• **Exercise objective**: Take each line of the data that contains the string "University" and copy it.

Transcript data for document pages
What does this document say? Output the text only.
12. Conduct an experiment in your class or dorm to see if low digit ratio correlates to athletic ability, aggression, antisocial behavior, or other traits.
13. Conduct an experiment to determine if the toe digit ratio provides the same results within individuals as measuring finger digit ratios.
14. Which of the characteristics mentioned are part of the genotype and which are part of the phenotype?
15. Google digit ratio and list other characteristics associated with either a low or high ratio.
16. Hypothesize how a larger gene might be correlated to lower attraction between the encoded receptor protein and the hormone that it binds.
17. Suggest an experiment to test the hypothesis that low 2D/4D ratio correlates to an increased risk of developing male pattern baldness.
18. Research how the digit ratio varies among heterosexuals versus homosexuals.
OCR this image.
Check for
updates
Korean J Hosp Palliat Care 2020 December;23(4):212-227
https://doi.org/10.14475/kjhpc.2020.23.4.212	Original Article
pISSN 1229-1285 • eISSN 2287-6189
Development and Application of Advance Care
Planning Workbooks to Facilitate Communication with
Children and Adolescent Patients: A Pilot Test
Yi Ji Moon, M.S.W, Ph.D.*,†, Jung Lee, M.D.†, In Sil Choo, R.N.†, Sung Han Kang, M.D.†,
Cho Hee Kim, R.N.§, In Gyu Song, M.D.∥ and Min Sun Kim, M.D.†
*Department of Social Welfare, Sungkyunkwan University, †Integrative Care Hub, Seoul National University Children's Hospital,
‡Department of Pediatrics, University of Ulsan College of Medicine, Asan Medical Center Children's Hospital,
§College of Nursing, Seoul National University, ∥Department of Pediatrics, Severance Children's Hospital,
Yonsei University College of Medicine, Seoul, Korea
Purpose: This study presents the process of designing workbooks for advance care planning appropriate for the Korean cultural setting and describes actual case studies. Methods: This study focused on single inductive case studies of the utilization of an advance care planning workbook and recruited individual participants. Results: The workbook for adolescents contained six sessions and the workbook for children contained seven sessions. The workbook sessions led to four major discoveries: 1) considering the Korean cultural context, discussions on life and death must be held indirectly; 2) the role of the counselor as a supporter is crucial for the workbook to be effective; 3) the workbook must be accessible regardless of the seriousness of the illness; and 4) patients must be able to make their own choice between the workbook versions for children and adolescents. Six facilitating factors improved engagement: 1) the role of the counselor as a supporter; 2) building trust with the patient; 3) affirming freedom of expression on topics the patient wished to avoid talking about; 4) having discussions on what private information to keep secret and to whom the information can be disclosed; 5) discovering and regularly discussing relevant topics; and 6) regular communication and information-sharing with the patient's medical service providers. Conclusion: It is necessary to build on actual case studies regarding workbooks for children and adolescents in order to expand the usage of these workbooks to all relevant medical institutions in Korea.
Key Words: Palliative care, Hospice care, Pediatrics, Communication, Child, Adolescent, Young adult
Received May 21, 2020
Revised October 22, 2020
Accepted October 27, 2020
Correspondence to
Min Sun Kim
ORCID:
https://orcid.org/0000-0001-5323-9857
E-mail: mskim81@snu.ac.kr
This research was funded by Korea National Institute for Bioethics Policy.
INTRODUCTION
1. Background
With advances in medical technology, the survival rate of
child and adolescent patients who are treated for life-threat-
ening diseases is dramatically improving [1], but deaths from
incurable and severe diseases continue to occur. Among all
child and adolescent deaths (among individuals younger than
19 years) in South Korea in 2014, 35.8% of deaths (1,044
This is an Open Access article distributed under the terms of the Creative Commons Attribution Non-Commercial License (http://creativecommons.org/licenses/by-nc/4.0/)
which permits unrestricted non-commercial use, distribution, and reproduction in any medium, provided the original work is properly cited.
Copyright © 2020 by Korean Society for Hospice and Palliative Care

• **Task output**:
*Department of Social Welfare, Sungkyunkwan University, †Integrative Care Hub, Seoul National University Children's Hospital,
‡Department of Pediatrics, University of Ulsan College of Medicine, Asan Medical Center Children's Hospital,
§College of Nursing, Seoul National University, ∥Department of Pediatrics, Severance Children's Hospital,
Yonsei University College of Medicine, Seoul, Korea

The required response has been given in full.